TASK DESCRIPTION: Take every line where the string "cities" appears and copy it.

GIVEN DATA:
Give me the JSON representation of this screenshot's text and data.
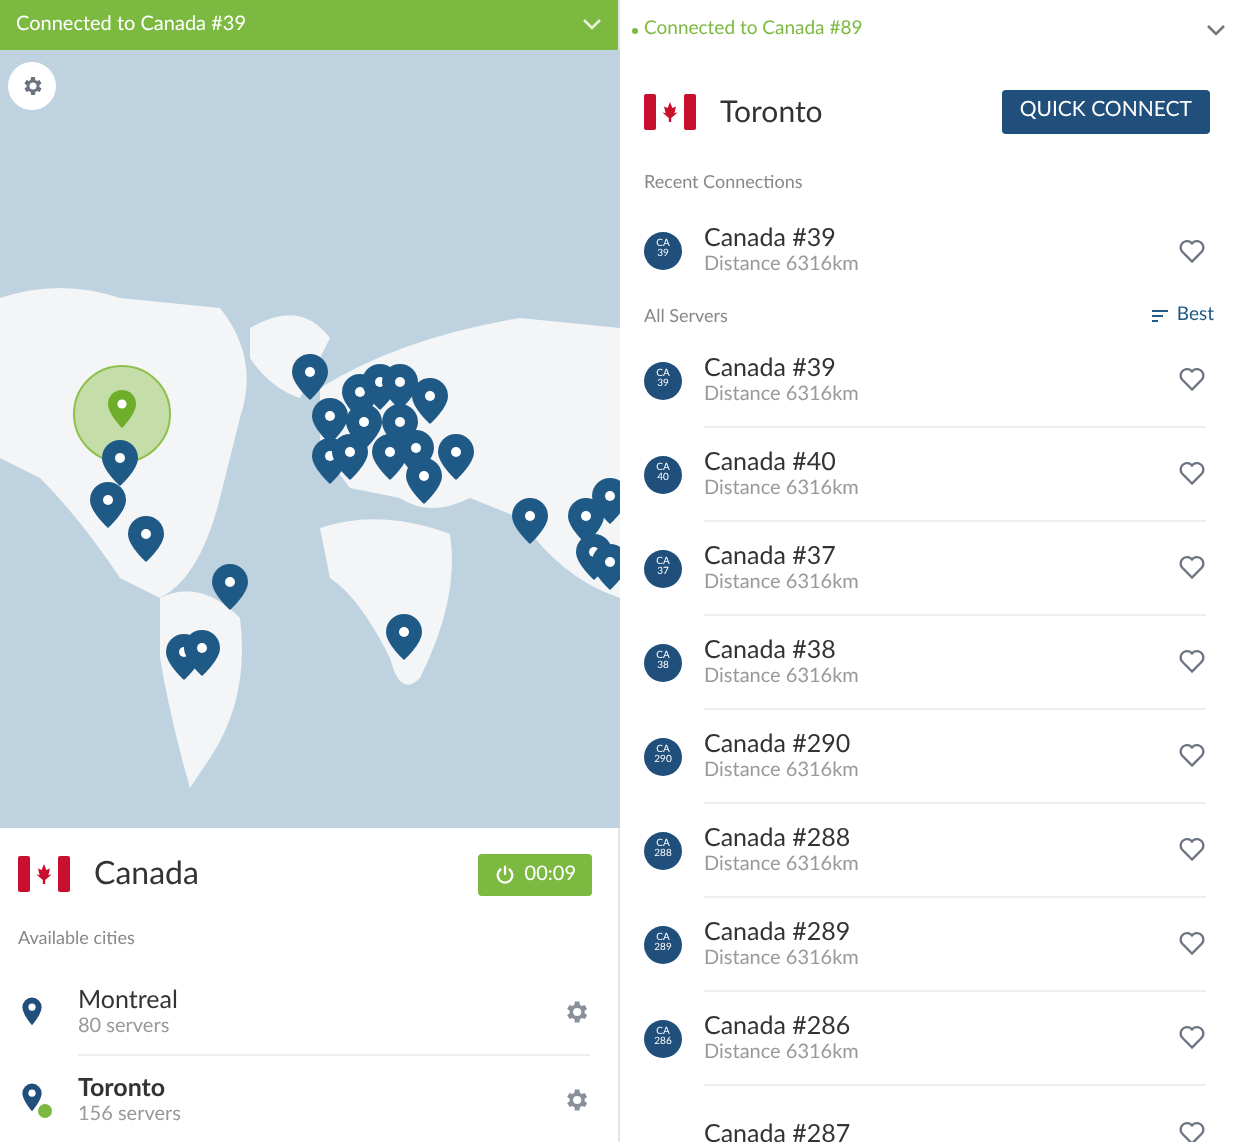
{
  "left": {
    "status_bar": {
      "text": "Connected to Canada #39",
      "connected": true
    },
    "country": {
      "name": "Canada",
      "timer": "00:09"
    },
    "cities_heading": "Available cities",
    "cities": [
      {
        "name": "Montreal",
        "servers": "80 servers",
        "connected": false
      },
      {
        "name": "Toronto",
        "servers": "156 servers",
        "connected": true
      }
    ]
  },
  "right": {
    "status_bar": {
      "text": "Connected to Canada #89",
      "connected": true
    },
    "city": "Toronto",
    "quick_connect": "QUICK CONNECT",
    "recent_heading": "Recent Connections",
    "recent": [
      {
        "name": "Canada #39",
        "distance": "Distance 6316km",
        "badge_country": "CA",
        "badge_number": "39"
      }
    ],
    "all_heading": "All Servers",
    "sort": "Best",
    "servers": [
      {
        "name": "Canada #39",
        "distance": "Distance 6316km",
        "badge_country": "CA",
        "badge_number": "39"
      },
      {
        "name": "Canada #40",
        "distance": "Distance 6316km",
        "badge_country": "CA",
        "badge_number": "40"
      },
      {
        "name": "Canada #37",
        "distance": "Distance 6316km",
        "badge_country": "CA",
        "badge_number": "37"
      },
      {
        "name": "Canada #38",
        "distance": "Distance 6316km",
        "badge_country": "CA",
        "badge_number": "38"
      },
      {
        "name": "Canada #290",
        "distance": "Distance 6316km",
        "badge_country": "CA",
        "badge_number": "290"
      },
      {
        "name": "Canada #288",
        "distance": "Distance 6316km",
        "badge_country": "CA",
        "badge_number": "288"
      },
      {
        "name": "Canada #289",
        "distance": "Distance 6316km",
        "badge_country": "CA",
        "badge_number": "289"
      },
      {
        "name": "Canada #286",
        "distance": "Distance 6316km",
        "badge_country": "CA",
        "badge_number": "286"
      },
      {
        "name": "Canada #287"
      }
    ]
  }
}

--

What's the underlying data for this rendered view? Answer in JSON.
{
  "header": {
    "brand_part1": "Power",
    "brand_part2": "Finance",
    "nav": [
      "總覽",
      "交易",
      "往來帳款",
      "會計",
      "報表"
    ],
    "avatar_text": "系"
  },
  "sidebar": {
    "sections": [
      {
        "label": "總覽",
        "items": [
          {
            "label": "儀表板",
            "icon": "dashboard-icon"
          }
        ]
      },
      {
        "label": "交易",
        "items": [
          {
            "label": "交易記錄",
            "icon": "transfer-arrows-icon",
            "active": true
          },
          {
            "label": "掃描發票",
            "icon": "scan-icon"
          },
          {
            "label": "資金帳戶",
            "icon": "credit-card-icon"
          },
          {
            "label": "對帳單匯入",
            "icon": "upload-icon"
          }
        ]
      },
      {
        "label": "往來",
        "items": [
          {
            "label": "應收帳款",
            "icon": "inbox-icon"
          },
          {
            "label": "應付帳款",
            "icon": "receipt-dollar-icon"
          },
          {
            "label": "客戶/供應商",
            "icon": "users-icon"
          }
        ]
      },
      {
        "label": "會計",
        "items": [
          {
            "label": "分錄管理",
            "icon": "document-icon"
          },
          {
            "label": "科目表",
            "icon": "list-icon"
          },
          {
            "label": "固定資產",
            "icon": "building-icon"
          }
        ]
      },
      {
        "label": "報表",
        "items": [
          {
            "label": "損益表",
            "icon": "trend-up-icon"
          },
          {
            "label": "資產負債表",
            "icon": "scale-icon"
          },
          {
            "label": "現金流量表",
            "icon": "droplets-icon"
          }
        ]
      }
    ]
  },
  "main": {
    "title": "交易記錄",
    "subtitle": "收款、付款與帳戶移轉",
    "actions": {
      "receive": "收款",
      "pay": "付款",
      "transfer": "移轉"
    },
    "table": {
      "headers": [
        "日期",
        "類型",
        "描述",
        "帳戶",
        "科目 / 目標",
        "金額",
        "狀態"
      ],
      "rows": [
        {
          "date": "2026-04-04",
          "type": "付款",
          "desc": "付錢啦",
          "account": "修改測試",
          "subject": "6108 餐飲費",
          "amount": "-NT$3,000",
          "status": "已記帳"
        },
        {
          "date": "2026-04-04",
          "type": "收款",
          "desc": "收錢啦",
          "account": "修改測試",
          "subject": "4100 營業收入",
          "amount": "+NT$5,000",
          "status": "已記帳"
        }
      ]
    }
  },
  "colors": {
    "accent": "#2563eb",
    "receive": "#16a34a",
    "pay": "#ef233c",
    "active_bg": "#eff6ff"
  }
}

SOLUTION:
    "cities_heading": "Available cities",
    "cities": [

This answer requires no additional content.